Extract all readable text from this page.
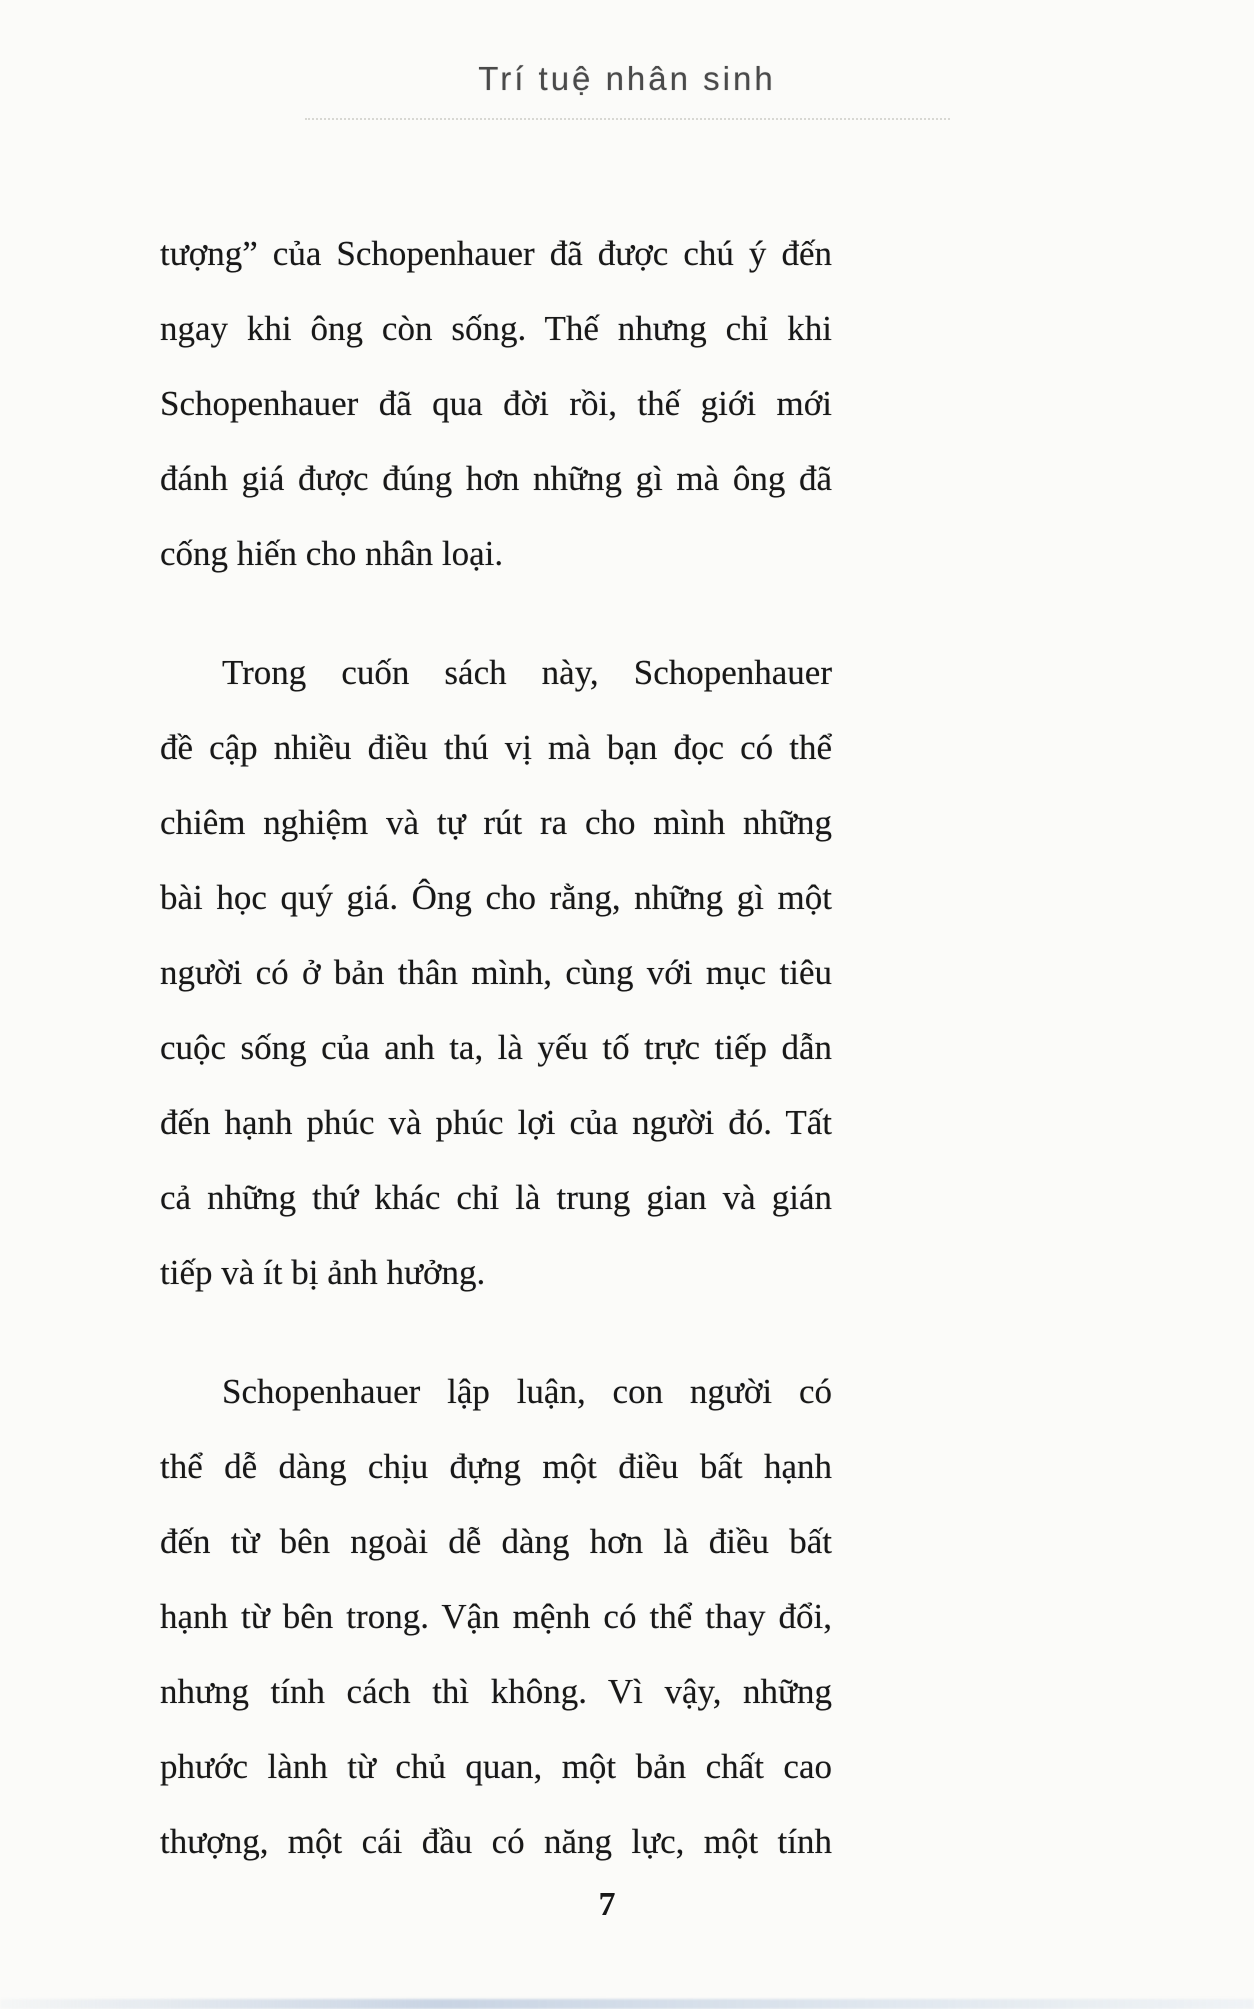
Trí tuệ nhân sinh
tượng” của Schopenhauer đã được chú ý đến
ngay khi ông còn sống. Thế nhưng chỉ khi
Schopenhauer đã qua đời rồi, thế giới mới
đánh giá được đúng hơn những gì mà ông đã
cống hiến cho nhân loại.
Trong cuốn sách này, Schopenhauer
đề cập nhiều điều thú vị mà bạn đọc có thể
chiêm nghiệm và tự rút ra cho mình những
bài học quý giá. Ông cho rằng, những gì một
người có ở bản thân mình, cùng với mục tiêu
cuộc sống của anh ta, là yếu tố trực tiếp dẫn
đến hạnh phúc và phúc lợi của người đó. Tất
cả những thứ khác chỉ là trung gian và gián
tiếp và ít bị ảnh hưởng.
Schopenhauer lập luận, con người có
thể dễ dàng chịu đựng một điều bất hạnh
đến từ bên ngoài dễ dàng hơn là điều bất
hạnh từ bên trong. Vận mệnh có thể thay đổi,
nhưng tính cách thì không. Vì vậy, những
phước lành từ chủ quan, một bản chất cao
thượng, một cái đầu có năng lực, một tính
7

---

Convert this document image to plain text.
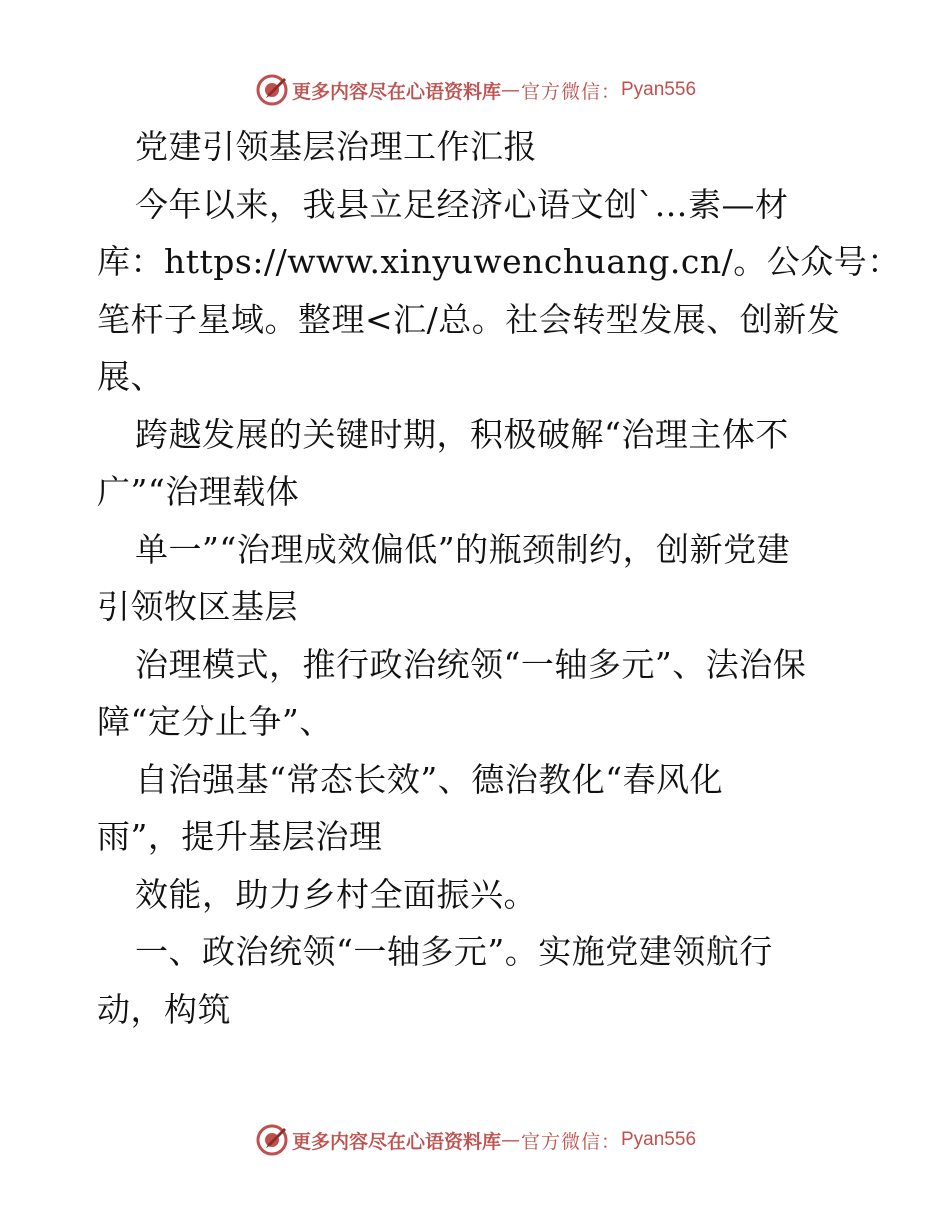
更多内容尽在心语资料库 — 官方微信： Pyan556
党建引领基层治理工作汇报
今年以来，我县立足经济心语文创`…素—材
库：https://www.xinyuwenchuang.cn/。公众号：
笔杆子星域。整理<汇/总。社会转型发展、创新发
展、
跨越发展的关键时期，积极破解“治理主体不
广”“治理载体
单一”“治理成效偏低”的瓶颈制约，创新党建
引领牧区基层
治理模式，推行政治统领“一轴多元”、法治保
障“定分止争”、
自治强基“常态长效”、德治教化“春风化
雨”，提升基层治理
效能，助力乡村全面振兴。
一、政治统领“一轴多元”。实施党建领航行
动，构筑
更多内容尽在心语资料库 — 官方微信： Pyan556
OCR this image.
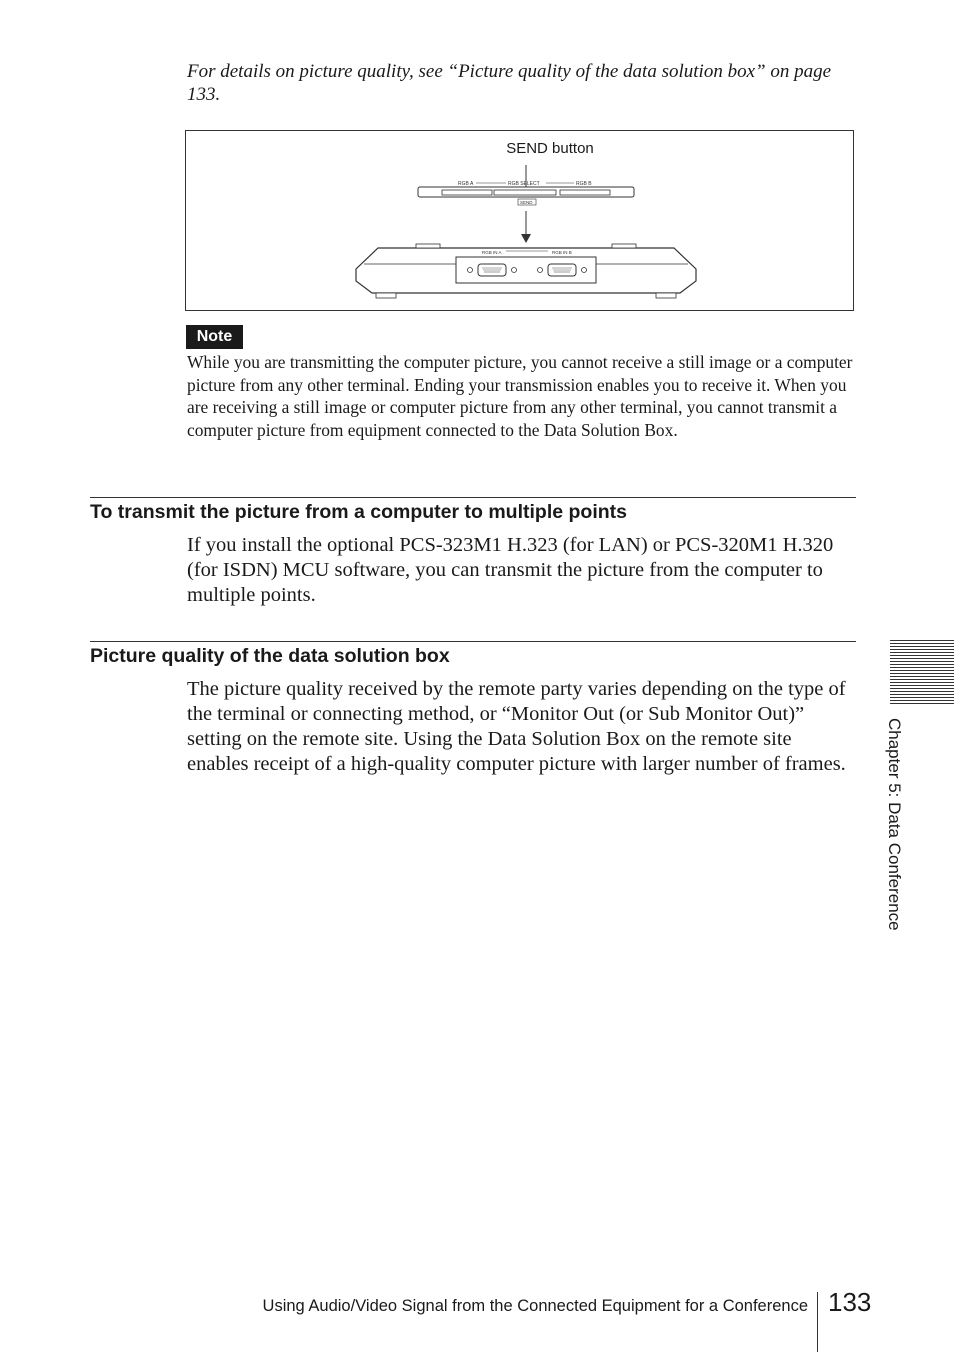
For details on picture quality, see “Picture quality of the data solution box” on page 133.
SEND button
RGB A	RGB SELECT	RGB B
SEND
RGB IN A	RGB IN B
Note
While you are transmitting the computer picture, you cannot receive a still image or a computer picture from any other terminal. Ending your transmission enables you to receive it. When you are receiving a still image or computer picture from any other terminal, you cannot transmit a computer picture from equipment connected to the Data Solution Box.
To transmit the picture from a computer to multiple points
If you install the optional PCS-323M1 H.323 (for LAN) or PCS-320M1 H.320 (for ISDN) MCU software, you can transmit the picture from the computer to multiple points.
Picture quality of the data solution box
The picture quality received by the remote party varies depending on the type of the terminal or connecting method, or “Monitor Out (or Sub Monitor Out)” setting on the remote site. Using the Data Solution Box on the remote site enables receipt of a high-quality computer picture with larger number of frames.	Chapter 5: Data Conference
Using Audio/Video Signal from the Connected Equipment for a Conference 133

■ TO BE DONE:
Pull out all lines from the entries above in which the word "text" appears.

■ RIGHT ANSWER:
Extract all readable text from this page.
Convert this document image to plain text.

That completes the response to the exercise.